▶ _WHAT TO DO_
Below are some records: retype them all exactly, but not the pictures.

[Saved entries]
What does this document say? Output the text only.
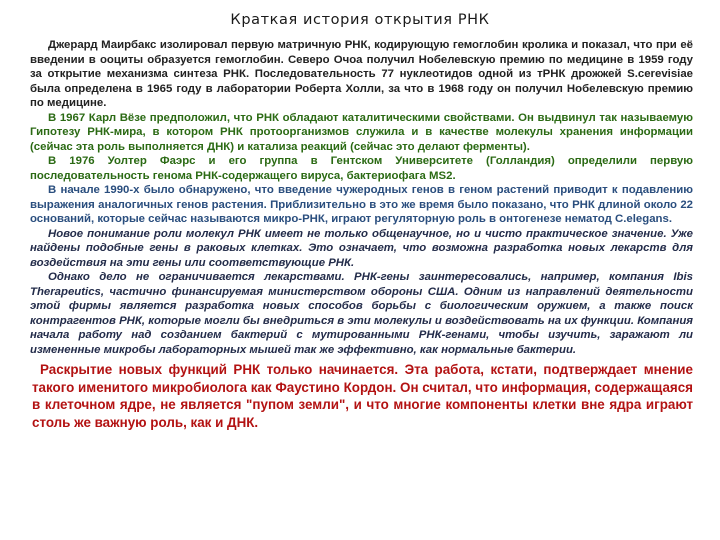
Краткая история открытия РНК

Джерард Маирбакс изолировал первую матричную РНК, кодирующую гемоглобин кролика и показал, что при её введении в ооциты образуется гемоглобин. Северо Очоа получил Нобелевскую премию по медицине в 1959 году за открытие механизма синтеза РНК. Последовательность 77 нуклеотидов одной из тРНК дрожжей S.cerevisiae была определена в 1965 году в лаборатории Роберта Холли, за что в 1968 году он получил Нобелевскую премию по медицине.

В 1967 Карл Вёзе предположил, что РНК обладают каталитическими свойствами. Он выдвинул так называемую Гипотезу РНК-мира, в котором РНК протоорганизмов служила и в качестве молекулы хранения информации (сейчас эта роль выполняется ДНК) и катализа реакций (сейчас это делают ферменты).

В 1976 Уолтер Фаэрс и его группа в Гентском Университете (Голландия) определили первую последовательность генома РНК-содержащего вируса, бактериофага MS2.

В начале 1990-х было обнаружено, что введение чужеродных генов в геном растений приводит к подавлению выражения аналогичных генов растения. Приблизительно в это же время было показано, что РНК длиной около 22 оснований, которые сейчас называются микро-РНК, играют регуляторную роль в онтогенезе нематод C.elegans.

Новое понимание роли молекул РНК имеет не только общенаучное, но и чисто практическое значение. Уже найдены подобные гены в раковых клетках. Это означает, что возможна разработка новых лекарств для воздействия на эти гены или соответствующие РНК.

Однако дело не ограничивается лекарствами. РНК-гены заинтересовались, например, компания Ibis Therapeutics, частично финансируемая министерством обороны США. Одним из направлений деятельности этой фирмы является разработка новых способов борьбы с биологическим оружием, а также поиск контрагентов РНК, которые могли бы внедриться в эти молекулы и воздействовать на их функции. Компания начала работу над созданием бактерий с мутированными РНК-генами, чтобы изучить, заражают ли измененные микробы лабораторных мышей так же эффективно, как нормальные бактерии.

Раскрытие новых функций РНК только начинается. Эта работа, кстати, подтверждает мнение такого именитого микробиолога как Фаустино Кордон. Он считал, что информация, содержащаяся в клеточном ядре, не является "пупом земли", и что многие компоненты клетки вне ядра играют столь же важную роль, как и ДНК.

▶ _EXERCISE OUTPUT_
What does this document say? Output the text only.
Краткая история открытия РНК

Джерард Маирбакс изолировал первую матричную РНК, кодирующую гемоглобин кролика и показал, что при её введении в ооциты образуется гемоглобин. Северо Очоа получил Нобелевскую премию по медицине в 1959 году за открытие механизма синтеза РНК. Последовательность 77 нуклеотидов одной из тРНК дрожжей S.cerevisiae была определена в 1965 году в лаборатории Роберта Холли, за что в 1968 году он получил Нобелевскую премию по медицине.

В 1967 Карл Вёзе предположил, что РНК обладают каталитическими свойствами. Он выдвинул так называемую Гипотезу РНК-мира, в котором РНК протоорганизмов служила и в качестве молекулы хранения информации (сейчас эта роль выполняется ДНК) и катализа реакций (сейчас это делают ферменты).

В 1976 Уолтер Фаэрс и его группа в Гентском Университете (Голландия) определили первую последовательность генома РНК-содержащего вируса, бактериофага MS2.

В начале 1990-х было обнаружено, что введение чужеродных генов в геном растений приводит к подавлению выражения аналогичных генов растения. Приблизительно в это же время было показано, что РНК длиной около 22 оснований, которые сейчас называются микро-РНК, играют регуляторную роль в онтогенезе нематод C.elegans.

Новое понимание роли молекул РНК имеет не только общенаучное, но и чисто практическое значение. Уже найдены подобные гены в раковых клетках. Это означает, что возможна разработка новых лекарств для воздействия на эти гены или соответствующие РНК.

Однако дело не ограничивается лекарствами. РНК-гены заинтересовались, например, компания Ibis Therapeutics, частично финансируемая министерством обороны США. Одним из направлений деятельности этой фирмы является разработка новых способов борьбы с биологическим оружием, а также поиск контрагентов РНК, которые могли бы внедриться в эти молекулы и воздействовать на их функции. Компания начала работу над созданием бактерий с мутированными РНК-генами, чтобы изучить, заражают ли измененные микробы лабораторных мышей так же эффективно, как нормальные бактерии.

Раскрытие новых функций РНК только начинается. Эта работа, кстати, подтверждает мнение такого именитого микробиолога как Фаустино Кордон. Он считал, что информация, содержащаяся в клеточном ядре, не является "пупом земли", и что многие компоненты клетки вне ядра играют столь же важную роль, как и ДНК.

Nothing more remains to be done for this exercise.